**Records for this exercise**.
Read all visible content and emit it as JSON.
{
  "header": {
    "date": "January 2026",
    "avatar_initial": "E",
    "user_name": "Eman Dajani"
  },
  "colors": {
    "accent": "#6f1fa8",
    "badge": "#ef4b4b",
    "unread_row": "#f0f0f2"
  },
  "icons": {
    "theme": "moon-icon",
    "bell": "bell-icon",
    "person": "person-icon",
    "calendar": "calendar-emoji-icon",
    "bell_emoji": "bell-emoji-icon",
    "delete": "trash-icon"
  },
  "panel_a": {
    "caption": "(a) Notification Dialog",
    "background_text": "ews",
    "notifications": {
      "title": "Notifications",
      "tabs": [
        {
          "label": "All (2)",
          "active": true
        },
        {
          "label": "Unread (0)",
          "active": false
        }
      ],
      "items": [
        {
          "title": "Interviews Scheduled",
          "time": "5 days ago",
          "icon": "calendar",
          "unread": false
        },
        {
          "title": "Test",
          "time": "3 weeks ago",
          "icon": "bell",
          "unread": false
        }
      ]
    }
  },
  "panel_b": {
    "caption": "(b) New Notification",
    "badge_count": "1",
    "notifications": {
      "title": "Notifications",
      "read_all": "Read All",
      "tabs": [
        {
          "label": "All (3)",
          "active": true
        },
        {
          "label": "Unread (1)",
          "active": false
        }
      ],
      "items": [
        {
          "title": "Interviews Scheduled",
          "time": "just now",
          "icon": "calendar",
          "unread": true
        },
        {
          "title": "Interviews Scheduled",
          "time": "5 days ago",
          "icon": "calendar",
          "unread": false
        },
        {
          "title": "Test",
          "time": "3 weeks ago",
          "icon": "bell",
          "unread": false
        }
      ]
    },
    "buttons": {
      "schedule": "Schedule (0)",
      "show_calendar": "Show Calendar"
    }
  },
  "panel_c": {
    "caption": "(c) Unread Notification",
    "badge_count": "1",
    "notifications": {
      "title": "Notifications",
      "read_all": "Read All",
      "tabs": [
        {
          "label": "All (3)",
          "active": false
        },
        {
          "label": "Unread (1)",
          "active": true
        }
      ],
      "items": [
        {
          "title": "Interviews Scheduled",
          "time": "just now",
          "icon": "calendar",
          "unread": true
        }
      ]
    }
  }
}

**Aim of the exercise**. Repeat the whole listing exactly, keeping every line intact.

**Exercise output**.
Read all visible content and emit it as JSON.
{
  "header": {
    "date": "January 2026",
    "avatar_initial": "E",
    "user_name": "Eman Dajani"
  },
  "colors": {
    "accent": "#6f1fa8",
    "badge": "#ef4b4b",
    "unread_row": "#f0f0f2"
  },
  "icons": {
    "theme": "moon-icon",
    "bell": "bell-icon",
    "person": "person-icon",
    "calendar": "calendar-emoji-icon",
    "bell_emoji": "bell-emoji-icon",
    "delete": "trash-icon"
  },
  "panel_a": {
    "caption": "(a) Notification Dialog",
    "background_text": "ews",
    "notifications": {
      "title": "Notifications",
      "tabs": [
        {
          "label": "All (2)",
          "active": true
        },
        {
          "label": "Unread (0)",
          "active": false
        }
      ],
      "items": [
        {
          "title": "Interviews Scheduled",
          "time": "5 days ago",
          "icon": "calendar",
          "unread": false
        },
        {
          "title": "Test",
          "time": "3 weeks ago",
          "icon": "bell",
          "unread": false
        }
      ]
    }
  },
  "panel_b": {
    "caption": "(b) New Notification",
    "badge_count": "1",
    "notifications": {
      "title": "Notifications",
      "read_all": "Read All",
      "tabs": [
        {
          "label": "All (3)",
          "active": true
        },
        {
          "label": "Unread (1)",
          "active": false
        }
      ],
      "items": [
        {
          "title": "Interviews Scheduled",
          "time": "just now",
          "icon": "calendar",
          "unread": true
        },
        {
          "title": "Interviews Scheduled",
          "time": "5 days ago",
          "icon": "calendar",
          "unread": false
        },
        {
          "title": "Test",
          "time": "3 weeks ago",
          "icon": "bell",
          "unread": false
        }
      ]
    },
    "buttons": {
      "schedule": "Schedule (0)",
      "show_calendar": "Show Calendar"
    }
  },
  "panel_c": {
    "caption": "(c) Unread Notification",
    "badge_count": "1",
    "notifications": {
      "title": "Notifications",
      "read_all": "Read All",
      "tabs": [
        {
          "label": "All (3)",
          "active": false
        },
        {
          "label": "Unread (1)",
          "active": true
        }
      ],
      "items": [
        {
          "title": "Interviews Scheduled",
          "time": "just now",
          "icon": "calendar",
          "unread": true
        }
      ]
    }
  }
}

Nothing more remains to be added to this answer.